Return the lines beginning at the one that contains "Transcribe the text in this document." and continuing to the end of the entries, including both ends, exactly as written and nothing else.

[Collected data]
* start *
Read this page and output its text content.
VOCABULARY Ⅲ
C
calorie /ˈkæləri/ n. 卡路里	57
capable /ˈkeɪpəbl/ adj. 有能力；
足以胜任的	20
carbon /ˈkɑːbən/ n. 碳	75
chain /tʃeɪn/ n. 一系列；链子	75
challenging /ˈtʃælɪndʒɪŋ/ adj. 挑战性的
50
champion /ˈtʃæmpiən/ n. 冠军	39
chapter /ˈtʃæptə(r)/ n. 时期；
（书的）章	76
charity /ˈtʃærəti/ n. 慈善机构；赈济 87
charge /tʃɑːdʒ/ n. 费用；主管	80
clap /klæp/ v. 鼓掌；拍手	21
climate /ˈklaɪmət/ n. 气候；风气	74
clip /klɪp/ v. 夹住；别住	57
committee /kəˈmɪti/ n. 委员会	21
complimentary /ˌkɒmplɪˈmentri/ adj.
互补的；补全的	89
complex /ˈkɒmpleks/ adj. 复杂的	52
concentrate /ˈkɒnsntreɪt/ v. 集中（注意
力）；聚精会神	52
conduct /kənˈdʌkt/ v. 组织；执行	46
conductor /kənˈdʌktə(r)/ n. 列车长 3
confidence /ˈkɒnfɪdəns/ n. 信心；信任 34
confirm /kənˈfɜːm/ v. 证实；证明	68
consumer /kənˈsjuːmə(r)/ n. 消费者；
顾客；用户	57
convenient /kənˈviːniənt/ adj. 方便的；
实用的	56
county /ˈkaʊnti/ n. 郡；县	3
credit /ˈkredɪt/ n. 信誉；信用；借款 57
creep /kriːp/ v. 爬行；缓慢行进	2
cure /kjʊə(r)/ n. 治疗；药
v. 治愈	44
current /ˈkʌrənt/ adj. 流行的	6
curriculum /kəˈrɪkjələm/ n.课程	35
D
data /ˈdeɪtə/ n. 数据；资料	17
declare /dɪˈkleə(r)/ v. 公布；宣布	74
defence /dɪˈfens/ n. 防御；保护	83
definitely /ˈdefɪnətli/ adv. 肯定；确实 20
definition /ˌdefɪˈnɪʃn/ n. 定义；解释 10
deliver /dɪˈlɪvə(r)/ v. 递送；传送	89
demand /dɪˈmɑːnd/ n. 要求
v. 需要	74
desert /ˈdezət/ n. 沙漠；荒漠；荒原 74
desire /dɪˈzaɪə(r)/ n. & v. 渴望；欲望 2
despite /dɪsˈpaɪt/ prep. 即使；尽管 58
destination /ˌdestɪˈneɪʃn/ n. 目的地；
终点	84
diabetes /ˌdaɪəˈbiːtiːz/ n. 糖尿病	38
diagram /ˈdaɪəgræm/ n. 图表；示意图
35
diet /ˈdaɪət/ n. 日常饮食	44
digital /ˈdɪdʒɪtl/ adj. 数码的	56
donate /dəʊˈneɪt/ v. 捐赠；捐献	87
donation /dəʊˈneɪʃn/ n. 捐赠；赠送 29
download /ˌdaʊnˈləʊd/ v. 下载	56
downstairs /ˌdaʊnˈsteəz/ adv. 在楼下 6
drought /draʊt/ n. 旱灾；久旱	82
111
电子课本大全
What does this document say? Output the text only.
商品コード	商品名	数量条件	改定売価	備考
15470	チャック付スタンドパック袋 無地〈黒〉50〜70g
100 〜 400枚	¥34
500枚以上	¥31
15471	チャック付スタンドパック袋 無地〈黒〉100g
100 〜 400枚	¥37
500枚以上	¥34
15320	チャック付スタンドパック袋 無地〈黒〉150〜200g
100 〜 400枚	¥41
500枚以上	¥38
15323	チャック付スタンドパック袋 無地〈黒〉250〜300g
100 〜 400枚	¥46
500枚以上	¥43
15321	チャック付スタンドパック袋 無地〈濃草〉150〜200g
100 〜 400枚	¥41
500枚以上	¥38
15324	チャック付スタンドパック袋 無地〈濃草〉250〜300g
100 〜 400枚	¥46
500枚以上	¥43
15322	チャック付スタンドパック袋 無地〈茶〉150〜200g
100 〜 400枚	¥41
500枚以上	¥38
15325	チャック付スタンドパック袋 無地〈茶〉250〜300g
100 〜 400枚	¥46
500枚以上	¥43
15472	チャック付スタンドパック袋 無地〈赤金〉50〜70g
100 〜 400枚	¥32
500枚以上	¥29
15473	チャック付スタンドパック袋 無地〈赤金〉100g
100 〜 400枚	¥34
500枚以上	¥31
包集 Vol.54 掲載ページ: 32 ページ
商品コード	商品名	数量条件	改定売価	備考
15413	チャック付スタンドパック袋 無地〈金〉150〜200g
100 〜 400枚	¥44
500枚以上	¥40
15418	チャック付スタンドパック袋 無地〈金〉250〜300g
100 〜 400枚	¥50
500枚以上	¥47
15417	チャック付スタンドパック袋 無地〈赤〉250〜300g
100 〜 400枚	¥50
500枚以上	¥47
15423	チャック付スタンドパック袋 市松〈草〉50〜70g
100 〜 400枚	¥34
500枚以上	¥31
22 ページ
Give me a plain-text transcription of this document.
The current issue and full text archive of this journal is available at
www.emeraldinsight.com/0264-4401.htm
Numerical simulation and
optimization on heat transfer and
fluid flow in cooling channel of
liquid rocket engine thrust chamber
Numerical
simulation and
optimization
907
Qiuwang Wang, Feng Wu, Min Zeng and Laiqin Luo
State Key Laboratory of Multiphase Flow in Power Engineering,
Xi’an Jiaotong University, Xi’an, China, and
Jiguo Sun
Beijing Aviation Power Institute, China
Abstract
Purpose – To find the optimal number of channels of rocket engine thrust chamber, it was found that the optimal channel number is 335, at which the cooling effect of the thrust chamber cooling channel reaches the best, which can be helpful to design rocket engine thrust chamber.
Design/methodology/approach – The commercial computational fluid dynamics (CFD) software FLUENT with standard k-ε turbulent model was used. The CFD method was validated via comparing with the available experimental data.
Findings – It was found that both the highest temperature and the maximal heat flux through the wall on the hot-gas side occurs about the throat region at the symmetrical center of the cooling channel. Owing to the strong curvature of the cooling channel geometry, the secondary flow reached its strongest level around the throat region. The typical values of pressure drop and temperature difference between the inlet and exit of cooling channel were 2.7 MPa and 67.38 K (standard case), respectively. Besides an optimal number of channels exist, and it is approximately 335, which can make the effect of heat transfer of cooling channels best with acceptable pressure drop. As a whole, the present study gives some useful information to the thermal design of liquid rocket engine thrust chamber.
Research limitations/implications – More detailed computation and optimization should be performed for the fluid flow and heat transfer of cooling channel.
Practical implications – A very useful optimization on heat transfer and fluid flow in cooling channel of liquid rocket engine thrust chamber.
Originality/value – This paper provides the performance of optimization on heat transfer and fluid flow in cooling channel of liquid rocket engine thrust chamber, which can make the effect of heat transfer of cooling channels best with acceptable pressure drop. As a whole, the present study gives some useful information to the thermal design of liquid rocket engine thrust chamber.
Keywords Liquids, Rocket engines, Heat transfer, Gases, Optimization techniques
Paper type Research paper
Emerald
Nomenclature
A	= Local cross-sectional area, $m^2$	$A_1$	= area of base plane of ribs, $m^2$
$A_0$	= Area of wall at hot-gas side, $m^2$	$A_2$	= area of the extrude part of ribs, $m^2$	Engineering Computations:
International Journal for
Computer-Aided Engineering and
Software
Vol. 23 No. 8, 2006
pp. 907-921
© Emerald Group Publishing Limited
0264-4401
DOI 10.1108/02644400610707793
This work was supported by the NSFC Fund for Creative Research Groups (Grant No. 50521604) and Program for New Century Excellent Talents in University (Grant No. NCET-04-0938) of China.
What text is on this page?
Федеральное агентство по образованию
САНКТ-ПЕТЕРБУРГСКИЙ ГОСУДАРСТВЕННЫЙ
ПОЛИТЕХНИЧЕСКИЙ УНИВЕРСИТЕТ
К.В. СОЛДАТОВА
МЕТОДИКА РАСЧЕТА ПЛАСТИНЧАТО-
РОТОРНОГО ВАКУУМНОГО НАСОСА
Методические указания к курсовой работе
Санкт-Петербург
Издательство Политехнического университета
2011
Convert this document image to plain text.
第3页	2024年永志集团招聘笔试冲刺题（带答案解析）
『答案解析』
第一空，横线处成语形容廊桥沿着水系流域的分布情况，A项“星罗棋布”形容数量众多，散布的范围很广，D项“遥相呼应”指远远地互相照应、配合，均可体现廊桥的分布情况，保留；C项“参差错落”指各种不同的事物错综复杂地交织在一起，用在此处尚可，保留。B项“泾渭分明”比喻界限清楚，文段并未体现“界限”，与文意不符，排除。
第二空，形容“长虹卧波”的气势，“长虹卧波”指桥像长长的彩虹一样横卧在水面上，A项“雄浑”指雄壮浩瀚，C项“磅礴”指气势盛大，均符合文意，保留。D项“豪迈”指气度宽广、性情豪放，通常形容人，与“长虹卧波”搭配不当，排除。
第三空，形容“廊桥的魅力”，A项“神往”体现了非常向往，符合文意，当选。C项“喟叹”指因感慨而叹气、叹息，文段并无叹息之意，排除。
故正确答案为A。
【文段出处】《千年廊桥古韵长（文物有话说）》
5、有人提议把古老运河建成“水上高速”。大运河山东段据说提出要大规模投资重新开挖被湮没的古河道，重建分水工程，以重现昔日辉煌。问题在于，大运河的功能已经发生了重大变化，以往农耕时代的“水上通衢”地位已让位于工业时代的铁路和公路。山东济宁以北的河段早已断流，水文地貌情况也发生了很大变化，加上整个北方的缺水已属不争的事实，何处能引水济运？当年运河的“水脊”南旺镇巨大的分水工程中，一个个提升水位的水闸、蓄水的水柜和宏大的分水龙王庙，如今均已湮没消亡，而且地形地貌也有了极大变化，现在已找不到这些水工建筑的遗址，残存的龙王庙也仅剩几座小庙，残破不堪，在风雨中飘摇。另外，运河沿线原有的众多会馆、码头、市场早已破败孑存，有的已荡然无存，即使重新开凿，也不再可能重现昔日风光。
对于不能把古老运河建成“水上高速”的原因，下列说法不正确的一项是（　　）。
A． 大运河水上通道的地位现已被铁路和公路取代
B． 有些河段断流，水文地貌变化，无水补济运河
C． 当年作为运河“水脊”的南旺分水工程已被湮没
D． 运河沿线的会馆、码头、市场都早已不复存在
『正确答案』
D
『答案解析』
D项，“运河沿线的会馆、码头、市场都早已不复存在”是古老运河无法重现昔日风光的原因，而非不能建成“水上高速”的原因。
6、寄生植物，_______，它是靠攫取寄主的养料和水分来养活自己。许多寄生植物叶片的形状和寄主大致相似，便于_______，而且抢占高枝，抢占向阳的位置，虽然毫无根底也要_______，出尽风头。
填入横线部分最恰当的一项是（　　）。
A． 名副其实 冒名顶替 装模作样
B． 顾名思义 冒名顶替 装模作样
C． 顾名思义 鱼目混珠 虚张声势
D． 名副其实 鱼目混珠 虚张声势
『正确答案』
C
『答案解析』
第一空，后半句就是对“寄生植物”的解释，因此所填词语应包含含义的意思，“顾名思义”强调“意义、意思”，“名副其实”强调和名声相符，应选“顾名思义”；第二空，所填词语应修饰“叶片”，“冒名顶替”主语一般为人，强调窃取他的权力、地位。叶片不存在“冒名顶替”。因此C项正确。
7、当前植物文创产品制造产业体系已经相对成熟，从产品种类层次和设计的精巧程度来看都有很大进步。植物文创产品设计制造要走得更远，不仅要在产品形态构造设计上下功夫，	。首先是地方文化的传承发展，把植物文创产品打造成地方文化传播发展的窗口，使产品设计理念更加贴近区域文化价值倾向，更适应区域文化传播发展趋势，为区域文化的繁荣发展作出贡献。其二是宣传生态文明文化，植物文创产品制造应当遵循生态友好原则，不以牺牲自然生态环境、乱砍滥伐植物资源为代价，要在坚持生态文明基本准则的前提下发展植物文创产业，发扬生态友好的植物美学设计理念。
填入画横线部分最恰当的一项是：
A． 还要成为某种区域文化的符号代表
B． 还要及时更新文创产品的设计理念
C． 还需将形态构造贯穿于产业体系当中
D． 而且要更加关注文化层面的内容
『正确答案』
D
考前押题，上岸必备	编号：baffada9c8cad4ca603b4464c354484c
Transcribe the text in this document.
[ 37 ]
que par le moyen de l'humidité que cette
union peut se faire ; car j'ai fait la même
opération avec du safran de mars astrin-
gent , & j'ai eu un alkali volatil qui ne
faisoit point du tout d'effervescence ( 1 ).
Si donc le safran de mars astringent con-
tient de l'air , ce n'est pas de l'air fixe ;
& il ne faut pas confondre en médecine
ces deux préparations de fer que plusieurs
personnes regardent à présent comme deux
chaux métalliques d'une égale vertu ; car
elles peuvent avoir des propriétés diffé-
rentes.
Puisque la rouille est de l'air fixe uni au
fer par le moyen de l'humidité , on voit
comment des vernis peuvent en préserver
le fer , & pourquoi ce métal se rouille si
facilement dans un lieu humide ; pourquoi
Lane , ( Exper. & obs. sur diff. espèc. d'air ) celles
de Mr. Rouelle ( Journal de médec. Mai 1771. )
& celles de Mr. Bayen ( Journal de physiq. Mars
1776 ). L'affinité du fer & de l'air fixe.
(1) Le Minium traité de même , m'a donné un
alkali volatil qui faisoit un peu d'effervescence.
* end *
= The solution =
Transcribe the text in this document.
[ 37 ]
que par le moyen de l'humidité que cette
union peut se faire ; car j'ai fait la même
opération avec du safran de mars astrin-
gent , & j'ai eu un alkali volatil qui ne
faisoit point du tout d'effervescence ( 1 ).
Si donc le safran de mars astringent con-
tient de l'air , ce n'est pas de l'air fixe ;
& il ne faut pas confondre en médecine
ces deux préparations de fer que plusieurs
personnes regardent à présent comme deux
chaux métalliques d'une égale vertu ; car
elles peuvent avoir des propriétés diffé-
rentes.
Puisque la rouille est de l'air fixe uni au
fer par le moyen de l'humidité , on voit
comment des vernis peuvent en préserver
le fer , & pourquoi ce métal se rouille si
facilement dans un lieu humide ; pourquoi
Lane , ( Exper. & obs. sur diff. espèc. d'air ) celles
de Mr. Rouelle ( Journal de médec. Mai 1771. )
& celles de Mr. Bayen ( Journal de physiq. Mars
1776 ). L'affinité du fer & de l'air fixe.
(1) Le Minium traité de même , m'a donné un
alkali volatil qui faisoit un peu d'effervescence.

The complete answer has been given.